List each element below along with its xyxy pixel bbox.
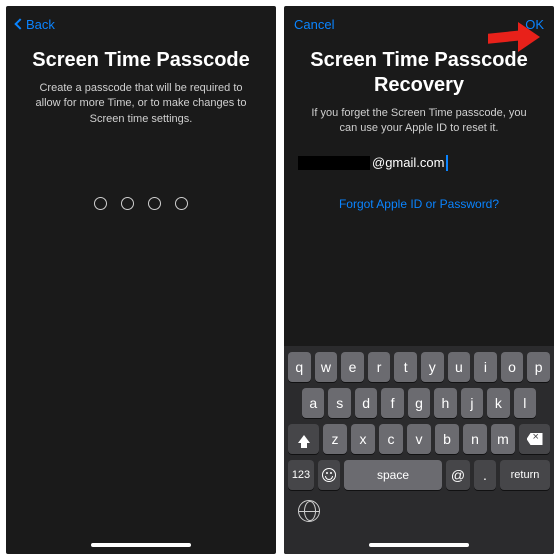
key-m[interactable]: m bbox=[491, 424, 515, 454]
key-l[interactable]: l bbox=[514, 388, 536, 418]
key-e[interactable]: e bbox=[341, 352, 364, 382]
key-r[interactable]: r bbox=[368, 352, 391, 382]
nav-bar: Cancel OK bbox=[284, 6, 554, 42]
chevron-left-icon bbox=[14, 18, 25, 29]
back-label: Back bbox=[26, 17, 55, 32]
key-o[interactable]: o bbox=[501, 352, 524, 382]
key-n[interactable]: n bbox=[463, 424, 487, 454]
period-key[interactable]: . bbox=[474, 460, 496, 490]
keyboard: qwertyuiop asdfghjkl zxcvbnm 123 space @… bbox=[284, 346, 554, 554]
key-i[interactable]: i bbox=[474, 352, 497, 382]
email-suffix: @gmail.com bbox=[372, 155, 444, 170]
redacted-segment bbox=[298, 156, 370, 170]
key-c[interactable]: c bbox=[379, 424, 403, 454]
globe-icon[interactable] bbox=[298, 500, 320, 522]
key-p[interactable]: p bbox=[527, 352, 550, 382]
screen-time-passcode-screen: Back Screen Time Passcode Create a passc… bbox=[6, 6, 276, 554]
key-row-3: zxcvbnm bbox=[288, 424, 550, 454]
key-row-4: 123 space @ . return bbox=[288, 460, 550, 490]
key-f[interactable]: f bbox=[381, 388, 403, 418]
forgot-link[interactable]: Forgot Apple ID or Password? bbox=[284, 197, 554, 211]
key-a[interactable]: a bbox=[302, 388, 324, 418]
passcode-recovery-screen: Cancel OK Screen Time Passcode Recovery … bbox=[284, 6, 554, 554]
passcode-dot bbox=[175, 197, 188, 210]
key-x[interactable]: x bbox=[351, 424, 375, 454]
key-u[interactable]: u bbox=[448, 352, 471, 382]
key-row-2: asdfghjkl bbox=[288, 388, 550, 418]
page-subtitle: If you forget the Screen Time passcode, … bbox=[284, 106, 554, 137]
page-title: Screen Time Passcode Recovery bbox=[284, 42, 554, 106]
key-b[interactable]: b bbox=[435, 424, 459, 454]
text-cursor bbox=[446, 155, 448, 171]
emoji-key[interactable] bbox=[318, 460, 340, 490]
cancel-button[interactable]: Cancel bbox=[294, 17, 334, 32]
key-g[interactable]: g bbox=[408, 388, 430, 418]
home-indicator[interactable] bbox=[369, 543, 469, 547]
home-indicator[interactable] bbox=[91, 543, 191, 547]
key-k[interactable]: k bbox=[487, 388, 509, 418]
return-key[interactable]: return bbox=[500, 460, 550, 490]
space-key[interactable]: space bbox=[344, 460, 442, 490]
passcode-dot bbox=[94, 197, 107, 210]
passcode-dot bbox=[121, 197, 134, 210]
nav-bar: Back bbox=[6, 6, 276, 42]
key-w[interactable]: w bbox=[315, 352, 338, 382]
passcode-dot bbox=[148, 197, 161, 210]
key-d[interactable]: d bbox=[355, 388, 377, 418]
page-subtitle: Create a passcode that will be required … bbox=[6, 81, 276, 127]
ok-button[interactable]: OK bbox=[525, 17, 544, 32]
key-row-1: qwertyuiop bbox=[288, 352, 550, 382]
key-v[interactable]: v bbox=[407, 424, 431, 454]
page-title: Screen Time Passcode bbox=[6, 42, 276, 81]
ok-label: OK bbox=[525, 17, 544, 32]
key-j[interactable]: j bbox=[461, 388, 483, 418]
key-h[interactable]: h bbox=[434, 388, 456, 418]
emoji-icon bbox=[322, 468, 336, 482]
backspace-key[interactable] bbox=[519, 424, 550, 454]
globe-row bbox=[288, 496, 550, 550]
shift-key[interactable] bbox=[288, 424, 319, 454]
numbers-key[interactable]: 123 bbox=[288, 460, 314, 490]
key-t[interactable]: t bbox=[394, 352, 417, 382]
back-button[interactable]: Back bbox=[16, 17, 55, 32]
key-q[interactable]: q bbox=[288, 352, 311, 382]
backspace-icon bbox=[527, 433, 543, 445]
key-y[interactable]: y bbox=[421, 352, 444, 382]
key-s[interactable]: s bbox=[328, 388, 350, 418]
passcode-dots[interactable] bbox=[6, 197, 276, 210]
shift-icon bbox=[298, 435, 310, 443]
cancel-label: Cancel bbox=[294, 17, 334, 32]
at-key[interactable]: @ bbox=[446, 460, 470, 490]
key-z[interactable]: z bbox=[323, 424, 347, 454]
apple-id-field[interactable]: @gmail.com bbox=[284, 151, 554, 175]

★ ★ ★ ★ ★ ★ ★

Description of the task: Put every line of the listing into a JSON list of strings, one string per line, leaving out blank lines and the picture.

Answer for this exercise:
[
  "List each element below along with its xyxy pixel bbox.",
  "key-m[interactable]: m bbox=[491, 424, 515, 454]",
  "key-l[interactable]: l bbox=[514, 388, 536, 418]",
  "key-e[interactable]: e bbox=[341, 352, 364, 382]",
  "key-r[interactable]: r bbox=[368, 352, 391, 382]",
  "nav-bar: Cancel OK bbox=[284, 6, 554, 42]",
  "chevron-left-icon bbox=[14, 18, 25, 29]",
  "back-label: Back bbox=[26, 17, 55, 32]",
  "key-o[interactable]: o bbox=[501, 352, 524, 382]",
  "key-n[interactable]: n bbox=[463, 424, 487, 454]",
  "period-key[interactable]: . bbox=[474, 460, 496, 490]",
  "keyboard: qwertyuiop asdfghjkl zxcvbnm 123 space @… bbox=[284, 346, 554, 554]",
  "key-i[interactable]: i bbox=[474, 352, 497, 382]",
  "email-suffix: @gmail.com bbox=[372, 155, 444, 170]",
  "redacted-segment bbox=[298, 156, 370, 170]",
  "key-c[interactable]: c bbox=[379, 424, 403, 454]",
  "globe-icon[interactable] bbox=[298, 500, 320, 522]",
  "key-p[interactable]: p bbox=[527, 352, 550, 382]",
  "screen-time-passcode-screen: Back Screen Time Passcode Create a passc… bbox=[6, 6, 276, 554]",
  "key-row-3: zxcvbnm bbox=[288, 424, 550, 454]",
  "key-row-4: 123 space @ . return bbox=[288, 460, 550, 490]",
  "key-f[interactable]: f bbox=[381, 388, 403, 418]",
  "forgot-link[interactable]: Forgot Apple ID or Password? bbox=[284, 197, 554, 211]",
  "key-a[interactable]: a bbox=[302, 388, 324, 418]",
  "passcode-recovery-screen: Cancel OK Screen Time Passcode Recovery … bbox=[284, 6, 554, 554]",
  "passcode-dot bbox=[175, 197, 188, 210]",
  "key-x[interactable]: x bbox=[351, 424, 375, 454]",
  "key-u[interactable]: u bbox=[448, 352, 471, 382]",
  "key-row-2: asdfghjkl bbox=[288, 388, 550, 418]",
  "page-subtitle: If you forget the Screen Time passcode, … bbox=[284, 106, 554, 137]",
  "page-title: Screen Time Passcode Recovery bbox=[284, 42, 554, 106]",
  "key-b[interactable]: b bbox=[435, 424, 459, 454]",
  "text-cursor bbox=[446, 155, 448, 171]",
  "emoji-key[interactable] bbox=[318, 460, 340, 490]",
  "cancel-button[interactable]: Cancel bbox=[294, 17, 334, 32]",
  "key-g[interactable]: g bbox=[408, 388, 430, 418]",
  "home-indicator[interactable] bbox=[369, 543, 469, 547]",
  "home-indicator[interactable] bbox=[91, 543, 191, 547]",
  "key-k[interactable]: k bbox=[487, 388, 509, 418]",
  "return-key[interactable]: return bbox=[500, 460, 550, 490]",
  "space-key[interactable]: space bbox=[344, 460, 442, 490]",
  "passcode-dot bbox=[94, 197, 107, 210]",
  "passcode-dot bbox=[121, 197, 134, 210]",
  "nav-bar: Back bbox=[6, 6, 276, 42]",
  "key-w[interactable]: w bbox=[315, 352, 338, 382]",
  "passcode-dot bbox=[148, 197, 161, 210]",
  "key-d[interactable]: d bbox=[355, 388, 377, 418]",
  "page-subtitle: Create a passcode that will be required … bbox=[6, 81, 276, 127]",
  "ok-button[interactable]: OK bbox=[525, 17, 544, 32]",
  "key-row-1: qwertyuiop bbox=[288, 352, 550, 382]",
  "key-v[interactable]: v bbox=[407, 424, 431, 454]",
  "page-title: Screen Time Passcode bbox=[6, 42, 276, 81]",
  "ok-label: OK bbox=[525, 17, 544, 32]",
  "key-j[interactable]: j bbox=[461, 388, 483, 418]",
  "key-h[interactable]: h bbox=[434, 388, 456, 418]",
  "emoji-icon bbox=[322, 468, 336, 482]",
  "backspace-key[interactable] bbox=[519, 424, 550, 454]",
  "globe-row bbox=[288, 496, 550, 550]",
  "shift-key[interactable] bbox=[288, 424, 319, 454]",
  "numbers-key[interactable]: 123 bbox=[288, 460, 314, 490]",
  "key-t[interactable]: t bbox=[394, 352, 417, 382]",
  "back-button[interactable]: Back bbox=[16, 17, 55, 32]",
  "key-q[interactable]: q bbox=[288, 352, 311, 382]",
  "backspace-icon bbox=[527, 433, 543, 445]",
  "key-y[interactable]: y bbox=[421, 352, 444, 382]",
  "key-s[interactable]: s bbox=[328, 388, 350, 418]",
  "passcode-dots[interactable] bbox=[6, 197, 276, 210]",
  "shift-icon bbox=[298, 435, 310, 443]",
  "cancel-label: Cancel bbox=[294, 17, 334, 32]",
  "at-key[interactable]: @ bbox=[446, 460, 470, 490]",
  "key-z[interactable]: z bbox=[323, 424, 347, 454]",
  "apple-id-field[interactable]: @gmail.com bbox=[284, 151, 554, 175]"
]